◆ **Excerpt to read**

— start —

Loading contents behind the scenes

Thu May 22 09:51:35 EDT 2008

On 2008-05-22, s0suk3 at gmail.com <s0suk3 at gmail.com> wrote:
> Hi, I wanted to know how cautious it is to do something like:
>
> f = file("filename", "rb")
> f.read()
>
> for a possibly huge file. When calling f.read(), and not doing
> anything with the return value, what is Python doing internally? Is it
> loading the content of the file into memory (regardless of whether it
> is discarding it immediately)?

I am not a Python interpreter developer, but as user, yes I'd expect that to
happen. The method doesn't know you are not doing anything with its return
value.

> In my case, what I'm doing is sending the return value through a
> socket:
>
> sock.send(f.read())
>
> Is that gonna make a difference (memory-wise)? I guess I'm just
> concerned with whether I can do a file.read() for any file in the
> system in an efficient and memory-kind way, and with low overhead in
> general. (For one thing, I'm not loading the contents into a
> variable.)

Doesn't matter. You allocate a string in which the contents is loaded (the
return value of 'f.read()', and you hand over (a reference to) that string to
the 'send()' method.

Note that memory is allocated by data *values*, not by *variables* in Python
(they are merely references to values).

> Not that I'm saying that loading a huge file into memory will horribly
> crash the system, but it's good to try to program in the safest way
> possibly. For example, if you try something like this in the

Depends on your system, and your biggest file.

At a 32 bit platform, anything bigger than about 4GB (usually already at around
3GB) will crash the program for the simple reason that you are running out of
address space to store bytes in.

To fix, read and write blocks by specifying a block-size in the 'read()' call.

Sincerely,
Albert

— end —

◆ **Exercise task 1**
Reproduce the part of the forum reply about reading large files, starting at "At a 32 bit" and ending at "the 'read()' call.", with "block-size" replaced by "chunk size".

[Records taken from a data source]

— start —

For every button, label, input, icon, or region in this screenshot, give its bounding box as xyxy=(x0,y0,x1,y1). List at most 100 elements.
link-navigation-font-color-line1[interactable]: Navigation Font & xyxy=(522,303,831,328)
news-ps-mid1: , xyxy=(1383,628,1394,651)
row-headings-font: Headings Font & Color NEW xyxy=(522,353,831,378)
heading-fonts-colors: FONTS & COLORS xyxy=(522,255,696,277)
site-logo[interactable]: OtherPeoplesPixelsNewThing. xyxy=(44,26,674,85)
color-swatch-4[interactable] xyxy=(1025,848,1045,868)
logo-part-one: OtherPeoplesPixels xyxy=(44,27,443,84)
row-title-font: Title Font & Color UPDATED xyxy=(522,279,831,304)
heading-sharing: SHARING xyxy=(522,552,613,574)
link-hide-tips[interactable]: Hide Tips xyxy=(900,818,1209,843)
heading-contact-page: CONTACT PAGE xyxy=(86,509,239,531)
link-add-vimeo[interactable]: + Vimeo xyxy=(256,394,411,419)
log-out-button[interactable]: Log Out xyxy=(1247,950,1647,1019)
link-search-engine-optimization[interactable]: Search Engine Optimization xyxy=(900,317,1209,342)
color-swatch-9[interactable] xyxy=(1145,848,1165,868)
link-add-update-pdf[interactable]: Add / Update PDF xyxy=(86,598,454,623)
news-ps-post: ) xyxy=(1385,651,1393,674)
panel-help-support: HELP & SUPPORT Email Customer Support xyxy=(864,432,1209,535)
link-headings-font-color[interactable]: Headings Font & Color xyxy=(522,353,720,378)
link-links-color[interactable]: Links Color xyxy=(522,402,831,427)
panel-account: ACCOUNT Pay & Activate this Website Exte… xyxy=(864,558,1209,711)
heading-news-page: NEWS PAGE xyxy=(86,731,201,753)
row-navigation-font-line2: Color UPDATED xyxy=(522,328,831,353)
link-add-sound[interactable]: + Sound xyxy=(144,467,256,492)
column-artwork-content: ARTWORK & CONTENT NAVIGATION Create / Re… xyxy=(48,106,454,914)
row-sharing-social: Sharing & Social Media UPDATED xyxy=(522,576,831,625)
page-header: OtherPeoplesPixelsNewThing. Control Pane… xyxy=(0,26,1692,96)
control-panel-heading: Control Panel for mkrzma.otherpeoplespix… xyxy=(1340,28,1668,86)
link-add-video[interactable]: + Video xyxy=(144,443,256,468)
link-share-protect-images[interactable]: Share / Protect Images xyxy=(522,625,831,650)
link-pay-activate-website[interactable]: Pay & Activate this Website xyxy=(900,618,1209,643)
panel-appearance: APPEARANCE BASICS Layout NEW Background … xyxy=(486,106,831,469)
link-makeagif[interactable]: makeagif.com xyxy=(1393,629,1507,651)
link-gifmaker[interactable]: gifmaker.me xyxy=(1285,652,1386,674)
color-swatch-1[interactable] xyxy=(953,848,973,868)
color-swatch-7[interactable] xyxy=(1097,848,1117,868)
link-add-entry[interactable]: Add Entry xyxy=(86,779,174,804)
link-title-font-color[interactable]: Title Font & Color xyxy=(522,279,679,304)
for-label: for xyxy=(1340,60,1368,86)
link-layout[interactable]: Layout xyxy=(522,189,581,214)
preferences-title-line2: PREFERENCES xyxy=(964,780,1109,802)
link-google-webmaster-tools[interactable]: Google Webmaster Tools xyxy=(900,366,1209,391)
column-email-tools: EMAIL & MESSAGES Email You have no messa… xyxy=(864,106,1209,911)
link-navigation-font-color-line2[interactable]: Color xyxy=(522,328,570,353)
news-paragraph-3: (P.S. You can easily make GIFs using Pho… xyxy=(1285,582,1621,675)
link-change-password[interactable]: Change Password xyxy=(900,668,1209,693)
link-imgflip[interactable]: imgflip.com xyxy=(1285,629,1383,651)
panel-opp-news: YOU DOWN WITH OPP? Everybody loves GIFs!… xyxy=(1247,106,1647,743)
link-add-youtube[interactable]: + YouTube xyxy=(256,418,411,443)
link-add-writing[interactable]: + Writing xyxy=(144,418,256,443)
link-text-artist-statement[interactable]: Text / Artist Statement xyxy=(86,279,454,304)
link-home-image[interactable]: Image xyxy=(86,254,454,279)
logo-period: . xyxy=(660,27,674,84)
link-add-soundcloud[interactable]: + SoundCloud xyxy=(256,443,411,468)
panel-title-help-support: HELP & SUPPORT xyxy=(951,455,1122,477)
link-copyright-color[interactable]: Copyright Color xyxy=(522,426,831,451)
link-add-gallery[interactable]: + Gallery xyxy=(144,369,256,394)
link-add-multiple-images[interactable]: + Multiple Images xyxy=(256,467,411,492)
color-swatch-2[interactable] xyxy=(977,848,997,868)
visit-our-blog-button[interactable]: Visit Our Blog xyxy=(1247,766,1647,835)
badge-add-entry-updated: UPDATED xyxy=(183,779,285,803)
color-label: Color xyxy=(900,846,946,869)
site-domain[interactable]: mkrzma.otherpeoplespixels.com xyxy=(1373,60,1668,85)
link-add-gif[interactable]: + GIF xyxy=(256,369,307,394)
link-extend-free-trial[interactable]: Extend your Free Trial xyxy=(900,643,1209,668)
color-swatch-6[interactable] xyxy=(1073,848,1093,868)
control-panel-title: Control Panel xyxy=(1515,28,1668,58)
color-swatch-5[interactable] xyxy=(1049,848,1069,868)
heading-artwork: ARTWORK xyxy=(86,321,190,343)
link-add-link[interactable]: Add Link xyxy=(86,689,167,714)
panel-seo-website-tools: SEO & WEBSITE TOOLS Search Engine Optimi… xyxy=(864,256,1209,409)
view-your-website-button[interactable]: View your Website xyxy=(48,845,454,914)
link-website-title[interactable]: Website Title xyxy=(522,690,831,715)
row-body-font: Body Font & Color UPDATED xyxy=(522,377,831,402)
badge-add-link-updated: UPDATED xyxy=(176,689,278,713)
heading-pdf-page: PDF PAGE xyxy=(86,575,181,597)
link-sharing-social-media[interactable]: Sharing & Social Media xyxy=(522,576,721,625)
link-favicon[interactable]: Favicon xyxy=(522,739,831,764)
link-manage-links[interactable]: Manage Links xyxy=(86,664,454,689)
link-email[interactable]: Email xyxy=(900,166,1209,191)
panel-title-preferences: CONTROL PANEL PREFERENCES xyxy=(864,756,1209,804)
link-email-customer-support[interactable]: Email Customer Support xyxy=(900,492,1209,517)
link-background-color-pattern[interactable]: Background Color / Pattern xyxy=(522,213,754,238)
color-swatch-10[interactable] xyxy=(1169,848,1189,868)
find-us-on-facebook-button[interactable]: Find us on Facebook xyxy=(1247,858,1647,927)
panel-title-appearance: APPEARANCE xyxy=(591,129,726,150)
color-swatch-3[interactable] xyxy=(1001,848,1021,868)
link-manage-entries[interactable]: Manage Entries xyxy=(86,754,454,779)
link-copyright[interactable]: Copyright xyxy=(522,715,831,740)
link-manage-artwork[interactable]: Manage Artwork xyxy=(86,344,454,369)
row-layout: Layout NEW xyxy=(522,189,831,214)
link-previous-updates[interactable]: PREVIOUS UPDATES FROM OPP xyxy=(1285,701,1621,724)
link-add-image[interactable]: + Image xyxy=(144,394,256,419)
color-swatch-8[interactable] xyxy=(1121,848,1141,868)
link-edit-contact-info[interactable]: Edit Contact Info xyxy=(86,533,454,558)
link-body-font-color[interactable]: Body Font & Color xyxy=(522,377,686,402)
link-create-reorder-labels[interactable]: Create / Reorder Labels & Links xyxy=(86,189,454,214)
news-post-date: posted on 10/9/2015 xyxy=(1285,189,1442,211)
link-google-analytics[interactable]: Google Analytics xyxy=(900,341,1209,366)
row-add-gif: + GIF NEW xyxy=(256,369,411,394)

— end —

◆ **Exercise task 2**
Count the lines of the records that contain the string "Copyright" and give only the number.

◆ **Complete answer 1**
At a 32 bit platform, anything bigger than about 4GB (usually already at around
3GB) will crash the program for the simple reason that you are running out of
address space to store bytes in.

To fix, read and write blocks by specifying a chunk size in the 'read()' call.

◆ **Complete answer 2**
2